Directions: Below are the records; collect from them each line containing the string "JSON".
____
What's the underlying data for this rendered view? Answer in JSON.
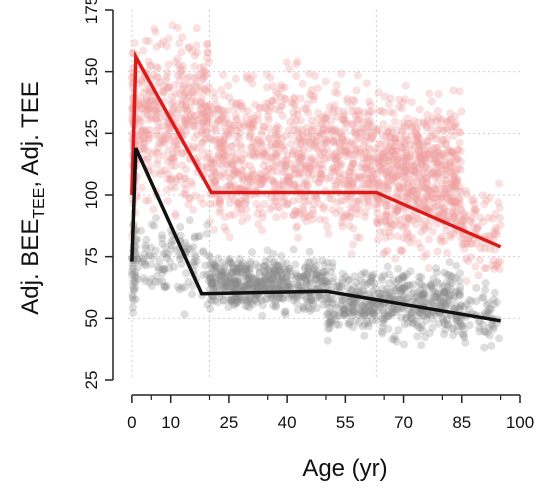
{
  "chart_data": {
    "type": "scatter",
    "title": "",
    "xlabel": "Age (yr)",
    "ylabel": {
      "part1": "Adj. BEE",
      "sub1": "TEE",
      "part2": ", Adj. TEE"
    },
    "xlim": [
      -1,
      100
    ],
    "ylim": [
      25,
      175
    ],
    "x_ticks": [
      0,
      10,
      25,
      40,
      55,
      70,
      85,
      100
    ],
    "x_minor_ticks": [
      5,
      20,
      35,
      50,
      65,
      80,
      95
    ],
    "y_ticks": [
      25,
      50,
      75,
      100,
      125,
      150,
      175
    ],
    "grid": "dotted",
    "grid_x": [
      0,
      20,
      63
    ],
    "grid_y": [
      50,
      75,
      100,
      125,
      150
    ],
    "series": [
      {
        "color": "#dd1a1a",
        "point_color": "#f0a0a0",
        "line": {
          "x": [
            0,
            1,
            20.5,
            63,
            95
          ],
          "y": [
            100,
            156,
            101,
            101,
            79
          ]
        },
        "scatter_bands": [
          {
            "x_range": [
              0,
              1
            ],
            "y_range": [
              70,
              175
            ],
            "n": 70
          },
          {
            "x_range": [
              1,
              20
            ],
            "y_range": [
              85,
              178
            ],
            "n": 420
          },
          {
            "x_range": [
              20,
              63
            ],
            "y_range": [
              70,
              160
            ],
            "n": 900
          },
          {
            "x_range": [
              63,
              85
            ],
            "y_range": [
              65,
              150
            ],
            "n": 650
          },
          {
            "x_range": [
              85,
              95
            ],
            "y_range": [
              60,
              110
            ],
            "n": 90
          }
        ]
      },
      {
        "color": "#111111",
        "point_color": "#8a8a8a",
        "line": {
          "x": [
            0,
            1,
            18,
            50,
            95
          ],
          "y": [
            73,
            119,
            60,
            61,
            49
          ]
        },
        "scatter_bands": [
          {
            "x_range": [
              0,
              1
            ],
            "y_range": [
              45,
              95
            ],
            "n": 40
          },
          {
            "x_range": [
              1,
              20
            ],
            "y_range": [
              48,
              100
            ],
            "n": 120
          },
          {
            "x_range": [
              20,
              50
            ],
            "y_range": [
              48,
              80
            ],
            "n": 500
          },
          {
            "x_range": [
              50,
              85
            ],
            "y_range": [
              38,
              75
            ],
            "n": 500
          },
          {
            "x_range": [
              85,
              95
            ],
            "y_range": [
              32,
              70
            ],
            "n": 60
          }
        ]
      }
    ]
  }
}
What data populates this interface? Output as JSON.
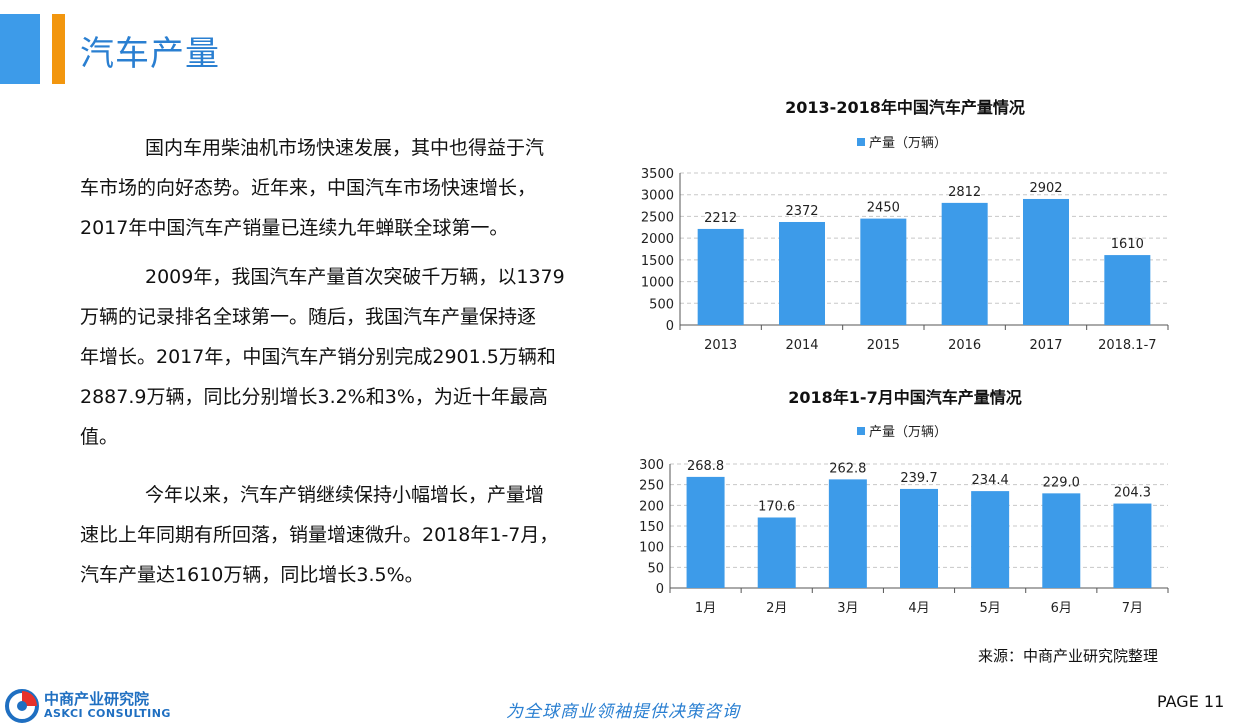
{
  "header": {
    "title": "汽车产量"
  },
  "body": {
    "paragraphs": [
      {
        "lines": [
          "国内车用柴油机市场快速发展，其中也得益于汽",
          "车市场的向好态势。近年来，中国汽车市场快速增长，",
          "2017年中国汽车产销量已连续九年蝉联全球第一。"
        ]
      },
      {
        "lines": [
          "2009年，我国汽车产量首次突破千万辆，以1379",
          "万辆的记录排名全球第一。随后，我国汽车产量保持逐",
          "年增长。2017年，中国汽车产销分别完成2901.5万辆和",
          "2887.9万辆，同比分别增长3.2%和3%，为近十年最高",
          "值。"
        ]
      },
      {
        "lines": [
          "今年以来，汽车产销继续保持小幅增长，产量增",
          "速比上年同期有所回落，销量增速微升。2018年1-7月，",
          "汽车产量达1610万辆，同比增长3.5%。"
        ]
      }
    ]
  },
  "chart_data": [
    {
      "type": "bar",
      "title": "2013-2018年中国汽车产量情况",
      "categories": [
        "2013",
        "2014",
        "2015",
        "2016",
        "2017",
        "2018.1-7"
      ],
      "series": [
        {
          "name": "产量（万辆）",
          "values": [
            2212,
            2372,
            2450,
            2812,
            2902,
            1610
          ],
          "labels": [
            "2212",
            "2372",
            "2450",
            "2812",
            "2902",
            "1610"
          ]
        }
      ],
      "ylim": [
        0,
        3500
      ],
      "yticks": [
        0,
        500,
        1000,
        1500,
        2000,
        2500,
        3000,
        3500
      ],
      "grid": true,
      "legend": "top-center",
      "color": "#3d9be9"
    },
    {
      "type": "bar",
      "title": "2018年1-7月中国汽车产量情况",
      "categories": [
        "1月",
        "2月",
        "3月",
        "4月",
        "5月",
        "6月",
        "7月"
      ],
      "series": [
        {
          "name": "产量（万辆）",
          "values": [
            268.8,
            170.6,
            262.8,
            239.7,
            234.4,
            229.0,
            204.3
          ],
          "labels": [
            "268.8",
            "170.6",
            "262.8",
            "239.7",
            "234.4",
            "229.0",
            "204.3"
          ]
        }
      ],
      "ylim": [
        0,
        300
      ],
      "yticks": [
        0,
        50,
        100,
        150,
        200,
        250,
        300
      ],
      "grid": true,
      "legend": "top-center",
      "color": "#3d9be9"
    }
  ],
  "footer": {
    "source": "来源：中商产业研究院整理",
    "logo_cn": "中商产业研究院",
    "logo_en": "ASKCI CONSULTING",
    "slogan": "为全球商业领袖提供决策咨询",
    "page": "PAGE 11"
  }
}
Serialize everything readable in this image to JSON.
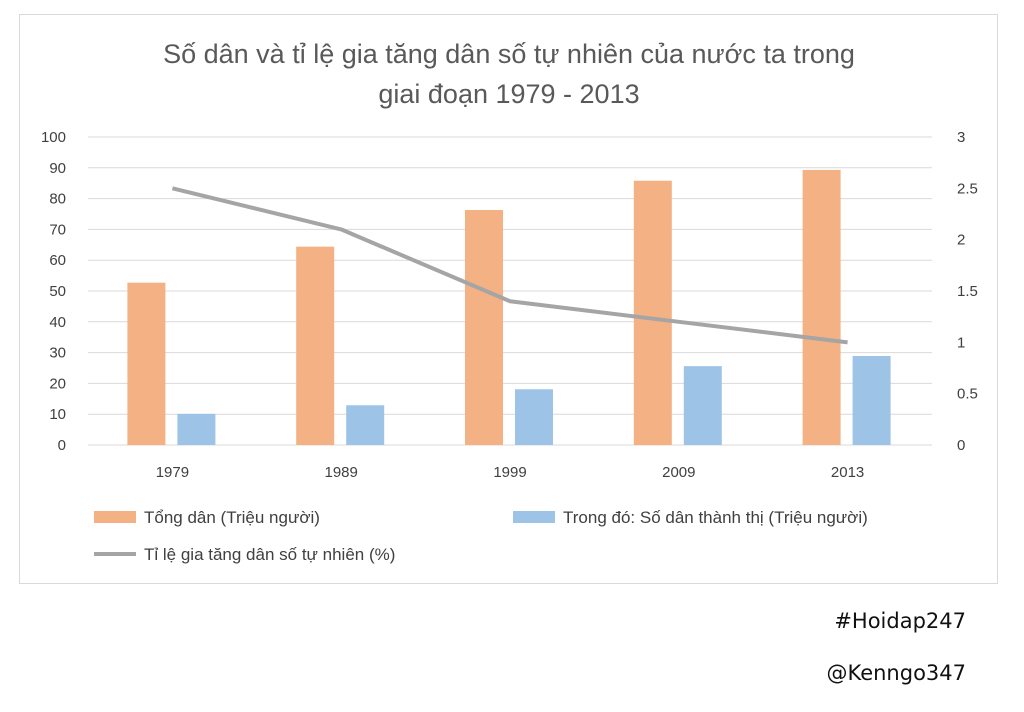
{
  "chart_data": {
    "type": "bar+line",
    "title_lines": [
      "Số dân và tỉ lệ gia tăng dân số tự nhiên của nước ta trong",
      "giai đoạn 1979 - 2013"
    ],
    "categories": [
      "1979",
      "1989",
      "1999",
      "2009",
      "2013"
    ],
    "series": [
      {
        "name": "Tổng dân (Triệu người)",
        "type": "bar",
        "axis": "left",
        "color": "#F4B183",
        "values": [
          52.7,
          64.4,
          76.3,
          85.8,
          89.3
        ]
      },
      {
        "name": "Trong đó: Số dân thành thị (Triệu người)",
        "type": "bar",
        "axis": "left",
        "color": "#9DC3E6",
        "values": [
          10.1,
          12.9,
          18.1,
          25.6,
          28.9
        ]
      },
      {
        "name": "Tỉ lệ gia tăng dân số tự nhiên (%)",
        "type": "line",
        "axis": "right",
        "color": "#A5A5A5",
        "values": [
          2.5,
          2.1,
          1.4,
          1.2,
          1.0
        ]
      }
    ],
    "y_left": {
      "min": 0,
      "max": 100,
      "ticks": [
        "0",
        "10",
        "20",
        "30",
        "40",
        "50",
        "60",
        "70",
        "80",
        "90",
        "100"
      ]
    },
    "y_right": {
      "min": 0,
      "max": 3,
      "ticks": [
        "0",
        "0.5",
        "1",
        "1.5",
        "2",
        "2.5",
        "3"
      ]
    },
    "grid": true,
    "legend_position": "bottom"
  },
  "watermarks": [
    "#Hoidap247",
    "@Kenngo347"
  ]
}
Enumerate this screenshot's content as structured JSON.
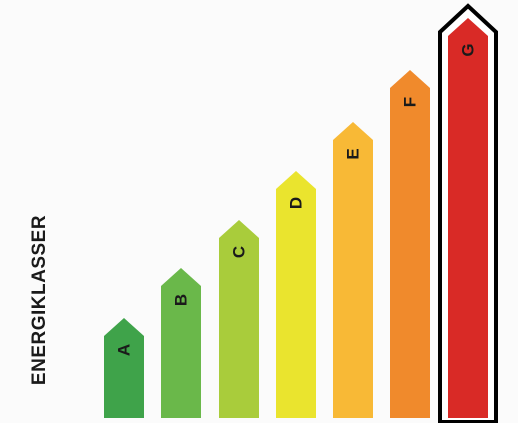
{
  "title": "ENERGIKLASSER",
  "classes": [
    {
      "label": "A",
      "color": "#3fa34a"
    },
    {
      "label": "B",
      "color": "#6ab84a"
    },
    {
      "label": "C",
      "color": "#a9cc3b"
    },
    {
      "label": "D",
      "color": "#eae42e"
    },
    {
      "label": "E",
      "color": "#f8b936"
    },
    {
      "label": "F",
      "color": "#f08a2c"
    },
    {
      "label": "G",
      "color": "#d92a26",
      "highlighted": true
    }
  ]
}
____
Solution for this task:
What's the underlying data for this rendered view? Answer in JSON.
What data populates this interface? Output as JSON.
Serialize everything readable in this image to JSON.
Enumerate this screenshot's content as structured JSON.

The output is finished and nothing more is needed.